## What you have to do
Your job is to retype all of the data word for word, leaving every image out.
** BEGIN Material for this task **
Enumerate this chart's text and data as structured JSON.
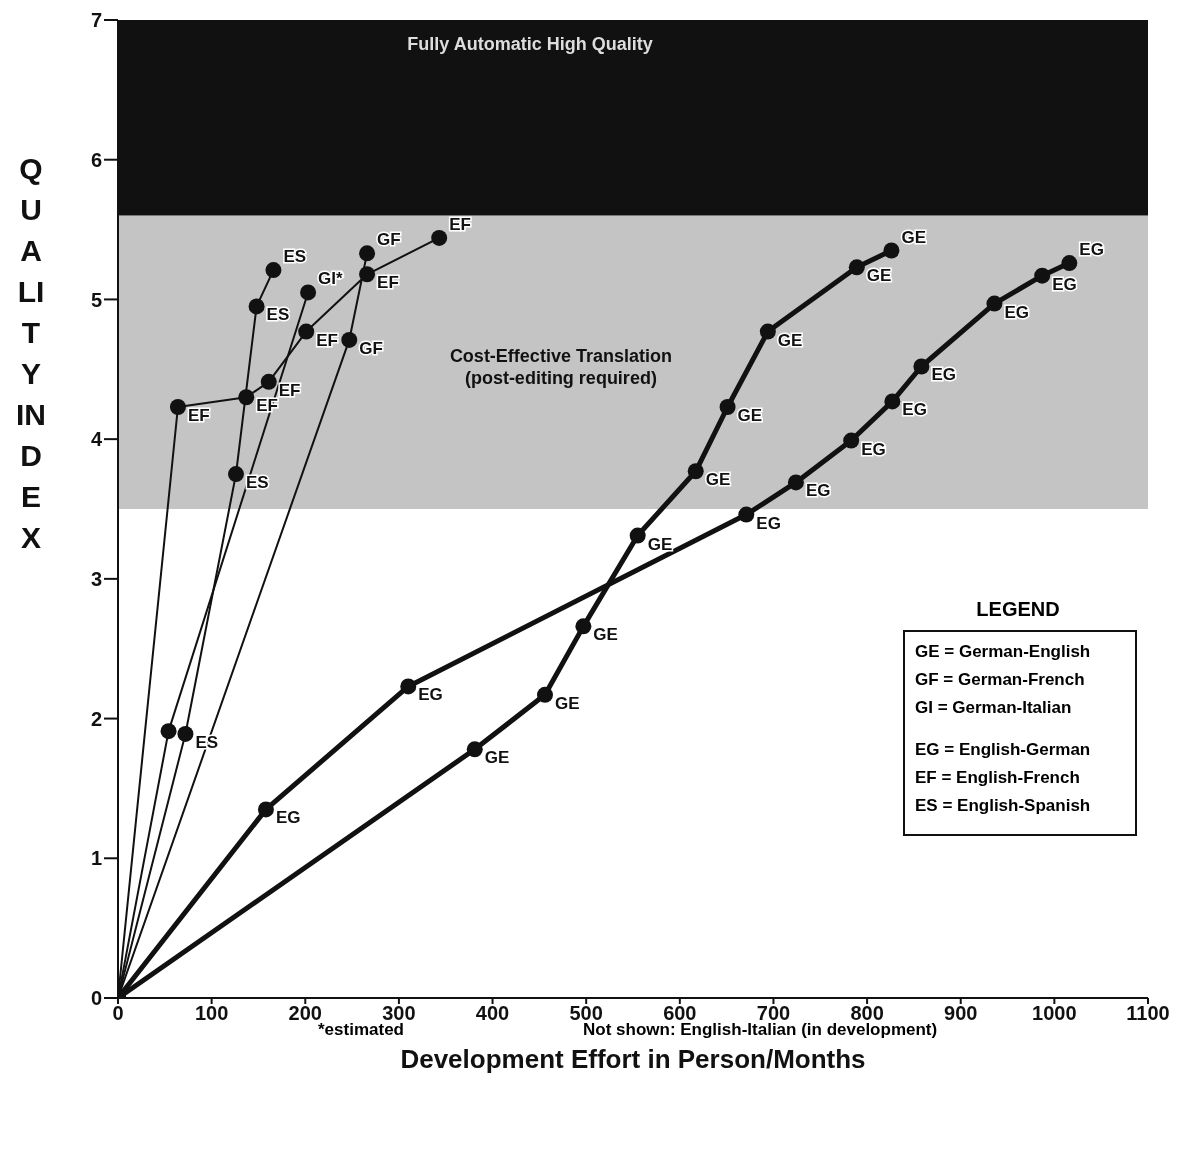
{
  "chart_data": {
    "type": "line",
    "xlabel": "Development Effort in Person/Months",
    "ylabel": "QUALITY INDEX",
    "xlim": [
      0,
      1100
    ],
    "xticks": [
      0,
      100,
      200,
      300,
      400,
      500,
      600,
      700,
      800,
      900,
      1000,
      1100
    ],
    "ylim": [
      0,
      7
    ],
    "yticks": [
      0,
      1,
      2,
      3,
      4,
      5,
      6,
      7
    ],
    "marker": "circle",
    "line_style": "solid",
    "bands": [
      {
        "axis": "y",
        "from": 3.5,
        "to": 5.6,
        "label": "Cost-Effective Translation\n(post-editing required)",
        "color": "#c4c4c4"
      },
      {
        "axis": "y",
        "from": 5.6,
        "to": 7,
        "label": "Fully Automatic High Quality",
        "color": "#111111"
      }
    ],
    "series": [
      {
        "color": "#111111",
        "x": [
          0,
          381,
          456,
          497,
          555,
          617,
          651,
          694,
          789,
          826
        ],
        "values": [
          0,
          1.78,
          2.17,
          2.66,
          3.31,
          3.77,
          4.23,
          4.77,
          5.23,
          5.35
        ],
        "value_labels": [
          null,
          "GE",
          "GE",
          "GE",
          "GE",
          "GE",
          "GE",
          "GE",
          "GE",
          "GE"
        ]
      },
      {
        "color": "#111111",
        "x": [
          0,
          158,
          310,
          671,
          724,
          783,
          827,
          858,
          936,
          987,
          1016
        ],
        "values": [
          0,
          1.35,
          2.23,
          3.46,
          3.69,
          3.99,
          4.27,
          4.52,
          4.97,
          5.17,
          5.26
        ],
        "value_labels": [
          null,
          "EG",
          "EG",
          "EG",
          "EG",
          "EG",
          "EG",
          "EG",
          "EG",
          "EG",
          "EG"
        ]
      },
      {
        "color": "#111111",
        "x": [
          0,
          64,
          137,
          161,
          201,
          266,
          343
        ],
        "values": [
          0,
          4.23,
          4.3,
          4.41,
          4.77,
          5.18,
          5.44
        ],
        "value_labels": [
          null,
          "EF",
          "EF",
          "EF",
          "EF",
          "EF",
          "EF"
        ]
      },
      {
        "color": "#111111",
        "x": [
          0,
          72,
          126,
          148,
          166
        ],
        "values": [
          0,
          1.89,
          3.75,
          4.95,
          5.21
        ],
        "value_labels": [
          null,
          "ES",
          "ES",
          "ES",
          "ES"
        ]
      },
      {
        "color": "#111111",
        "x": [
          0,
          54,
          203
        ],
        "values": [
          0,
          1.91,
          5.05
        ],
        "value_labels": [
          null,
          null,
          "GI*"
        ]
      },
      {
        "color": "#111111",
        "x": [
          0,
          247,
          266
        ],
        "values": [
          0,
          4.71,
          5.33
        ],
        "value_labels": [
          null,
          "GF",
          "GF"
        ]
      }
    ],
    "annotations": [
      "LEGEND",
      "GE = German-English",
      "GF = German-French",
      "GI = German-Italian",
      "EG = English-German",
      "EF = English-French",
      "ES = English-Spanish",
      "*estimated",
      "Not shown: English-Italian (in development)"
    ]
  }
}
** END Material for this task **
## Answer
Enumerate this chart's text and data as structured JSON.
{
  "chart_data": {
    "type": "line",
    "xlabel": "Development Effort in Person/Months",
    "ylabel": "QUALITY INDEX",
    "xlim": [
      0,
      1100
    ],
    "xticks": [
      0,
      100,
      200,
      300,
      400,
      500,
      600,
      700,
      800,
      900,
      1000,
      1100
    ],
    "ylim": [
      0,
      7
    ],
    "yticks": [
      0,
      1,
      2,
      3,
      4,
      5,
      6,
      7
    ],
    "marker": "circle",
    "line_style": "solid",
    "bands": [
      {
        "axis": "y",
        "from": 3.5,
        "to": 5.6,
        "label": "Cost-Effective Translation\n(post-editing required)",
        "color": "#c4c4c4"
      },
      {
        "axis": "y",
        "from": 5.6,
        "to": 7,
        "label": "Fully Automatic High Quality",
        "color": "#111111"
      }
    ],
    "series": [
      {
        "color": "#111111",
        "x": [
          0,
          381,
          456,
          497,
          555,
          617,
          651,
          694,
          789,
          826
        ],
        "values": [
          0,
          1.78,
          2.17,
          2.66,
          3.31,
          3.77,
          4.23,
          4.77,
          5.23,
          5.35
        ],
        "value_labels": [
          null,
          "GE",
          "GE",
          "GE",
          "GE",
          "GE",
          "GE",
          "GE",
          "GE",
          "GE"
        ]
      },
      {
        "color": "#111111",
        "x": [
          0,
          158,
          310,
          671,
          724,
          783,
          827,
          858,
          936,
          987,
          1016
        ],
        "values": [
          0,
          1.35,
          2.23,
          3.46,
          3.69,
          3.99,
          4.27,
          4.52,
          4.97,
          5.17,
          5.26
        ],
        "value_labels": [
          null,
          "EG",
          "EG",
          "EG",
          "EG",
          "EG",
          "EG",
          "EG",
          "EG",
          "EG",
          "EG"
        ]
      },
      {
        "color": "#111111",
        "x": [
          0,
          64,
          137,
          161,
          201,
          266,
          343
        ],
        "values": [
          0,
          4.23,
          4.3,
          4.41,
          4.77,
          5.18,
          5.44
        ],
        "value_labels": [
          null,
          "EF",
          "EF",
          "EF",
          "EF",
          "EF",
          "EF"
        ]
      },
      {
        "color": "#111111",
        "x": [
          0,
          72,
          126,
          148,
          166
        ],
        "values": [
          0,
          1.89,
          3.75,
          4.95,
          5.21
        ],
        "value_labels": [
          null,
          "ES",
          "ES",
          "ES",
          "ES"
        ]
      },
      {
        "color": "#111111",
        "x": [
          0,
          54,
          203
        ],
        "values": [
          0,
          1.91,
          5.05
        ],
        "value_labels": [
          null,
          null,
          "GI*"
        ]
      },
      {
        "color": "#111111",
        "x": [
          0,
          247,
          266
        ],
        "values": [
          0,
          4.71,
          5.33
        ],
        "value_labels": [
          null,
          "GF",
          "GF"
        ]
      }
    ],
    "annotations": [
      "LEGEND",
      "GE = German-English",
      "GF = German-French",
      "GI = German-Italian",
      "EG = English-German",
      "EF = English-French",
      "ES = English-Spanish",
      "*estimated",
      "Not shown: English-Italian (in development)"
    ]
  }
}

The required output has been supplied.